** TASK DATA **
┌────────

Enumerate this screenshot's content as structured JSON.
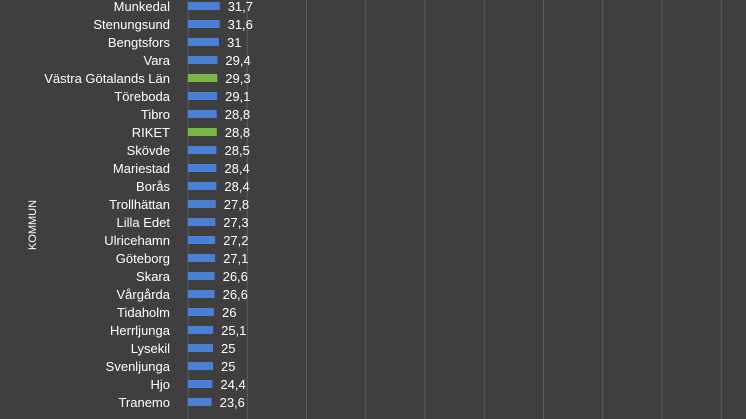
{
  "chart_data": {
    "type": "bar",
    "orientation": "horizontal",
    "ylabel": "KOMMUN",
    "xlabel": "",
    "xlim": [
      0,
      100
    ],
    "grid": true,
    "categories": [
      "Munkedal",
      "Stenungsund",
      "Bengtsfors",
      "Vara",
      "Västra Götalands Län",
      "Töreboda",
      "Tibro",
      "RIKET",
      "Skövde",
      "Mariestad",
      "Borås",
      "Trollhättan",
      "Lilla Edet",
      "Ulricehamn",
      "Göteborg",
      "Skara",
      "Vårgårda",
      "Tidaholm",
      "Herrljunga",
      "Lysekil",
      "Svenljunga",
      "Hjo",
      "Tranemo"
    ],
    "values": [
      31.7,
      31.6,
      31,
      29.4,
      29.3,
      29.1,
      28.8,
      28.8,
      28.5,
      28.4,
      28.4,
      27.8,
      27.3,
      27.2,
      27.1,
      26.6,
      26.6,
      26,
      25.1,
      25,
      25,
      24.4,
      23.6
    ],
    "value_labels": [
      "31,7",
      "31,6",
      "31",
      "29,4",
      "29,3",
      "29,1",
      "28,8",
      "28,8",
      "28,5",
      "28,4",
      "28,4",
      "27,8",
      "27,3",
      "27,2",
      "27,1",
      "26,6",
      "26,6",
      "26",
      "25,1",
      "25",
      "25",
      "24,4",
      "23,6"
    ],
    "highlight": [
      "Västra Götalands Län",
      "RIKET"
    ],
    "colors": {
      "bar": "#4a7fd4",
      "highlight": "#7ab648",
      "background": "#3f3f3f",
      "grid": "#5f5f5f",
      "text": "#ffffff"
    }
  }
}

└────────

Give the data again exactly as written, with all pictures left out.

** SOLUTION TO THIS EXERCISE **
Enumerate this screenshot's content as structured JSON.
{
  "chart_data": {
    "type": "bar",
    "orientation": "horizontal",
    "ylabel": "KOMMUN",
    "xlabel": "",
    "xlim": [
      0,
      100
    ],
    "grid": true,
    "categories": [
      "Munkedal",
      "Stenungsund",
      "Bengtsfors",
      "Vara",
      "Västra Götalands Län",
      "Töreboda",
      "Tibro",
      "RIKET",
      "Skövde",
      "Mariestad",
      "Borås",
      "Trollhättan",
      "Lilla Edet",
      "Ulricehamn",
      "Göteborg",
      "Skara",
      "Vårgårda",
      "Tidaholm",
      "Herrljunga",
      "Lysekil",
      "Svenljunga",
      "Hjo",
      "Tranemo"
    ],
    "values": [
      31.7,
      31.6,
      31,
      29.4,
      29.3,
      29.1,
      28.8,
      28.8,
      28.5,
      28.4,
      28.4,
      27.8,
      27.3,
      27.2,
      27.1,
      26.6,
      26.6,
      26,
      25.1,
      25,
      25,
      24.4,
      23.6
    ],
    "value_labels": [
      "31,7",
      "31,6",
      "31",
      "29,4",
      "29,3",
      "29,1",
      "28,8",
      "28,8",
      "28,5",
      "28,4",
      "28,4",
      "27,8",
      "27,3",
      "27,2",
      "27,1",
      "26,6",
      "26,6",
      "26",
      "25,1",
      "25",
      "25",
      "24,4",
      "23,6"
    ],
    "highlight": [
      "Västra Götalands Län",
      "RIKET"
    ],
    "colors": {
      "bar": "#4a7fd4",
      "highlight": "#7ab648",
      "background": "#3f3f3f",
      "grid": "#5f5f5f",
      "text": "#ffffff"
    }
  }
}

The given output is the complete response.